◆ TEXTE FOURNI:
::::
L'intérêt linguistique du sirionó

Cet article fait suite à celui dans lequel j'expliquais pourquoi étudier le sirionó. Outre les raisons humaines, il existe des raisons scientifiques qui font que cette langue est intéressante. Je vais essayer de vous les expliquer en gardant comme visée que je m'adresse à tous, donc en tentant de rendre clair tout élément !

L'ordre des mots est une chose que l'on donne souvent en premier pour décrire une langue. Sauf qu'en fait, c'est difficile à dire. Il semblerait qu'il soit relativement proche de celui du français...mais il faudrait étudier une grosse quantité de phrase pour en être certain. Il est possible qu'en sirionó se produise un phénomène intéressant que l'on retrouve dans certaines langues proches. Lorsque le complément circonstanciel de lieu est mis en lumière, rendu central dans la phrase, il affecte le verbe. Dans la plupart des langues ce n'est pas le cas. On considère habituellement que les compléments circonstanciels sont hors de la valence verbale, c'est à dire que leur présence ou absence ne change rien. Et là, ben ça change. Je ne vous détaille pas le changement mais c'est intéressant comme phénomène parce que ça veut dire que pour les Sirionós, l'endroit où a lieu l'action affecte directement la réalisation de celle-ci !

Le système de pronoms personnels est intéressant lui aussi. Ils sont collés aux verbes mais n'indiquent souvent qu'un élément, le sujet ou l'objet de l'action. Le choix de celui que l'on indique dépend d'un degré d'animéité. C'est un petit peu compliqué et on pourra se demander comment ils font marcher ça, mais ça fonctionne. En gros, il je dis "je mange une orange", le sujet est animé (c'est moi) et l'objet est inanimé (elle est bleue). On dira donc ça comme ça. Par contre si on veut dire "une orange me mange" on dira juste "me mange" puisque le sujet est plus animé que l'objet. Enfin bon, ça amène a des situations intéressantes et souvent obscures quand on ne comprend pas de quoi il est question. Il est possible qu'il soit par ailleurs impossible de dire "le moustique pique l'homme" car on considère que le premier est moins animé que le second (souvent) et donc on ne pourra dire que "l'homme a été piqué par le moustique".
::::
◆ INFORMATIONS AFFICHÉES:
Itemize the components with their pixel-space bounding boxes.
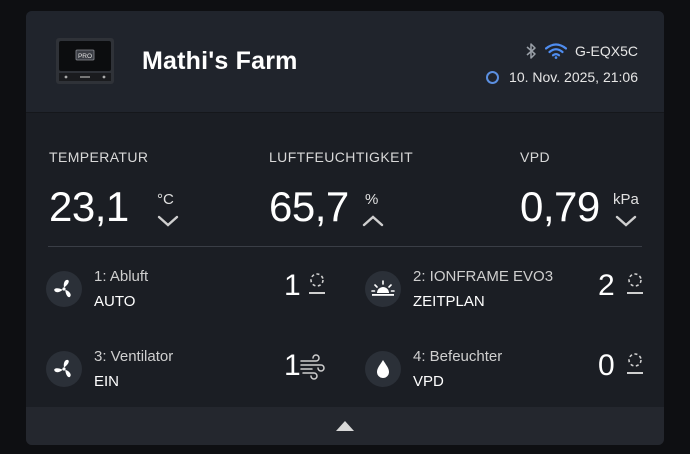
::::
◆ TRAVAIL DEMANDÉ: Recopiez mot pour mot le passage du texte sur le sirionó qui commence par « L'intérêt linguistique du » et va jusqu'à « tout élément ! ».

◆ BONNE RÉPONSE:
L'intérêt linguistique du sirionó

Cet article fait suite à celui dans lequel j'expliquais pourquoi étudier le sirionó. Outre les raisons humaines, il existe des raisons scientifiques qui font que cette langue est intéressante. Je vais essayer de vous les expliquer en gardant comme visée que je m'adresse à tous, donc en tentant de rendre clair tout élément !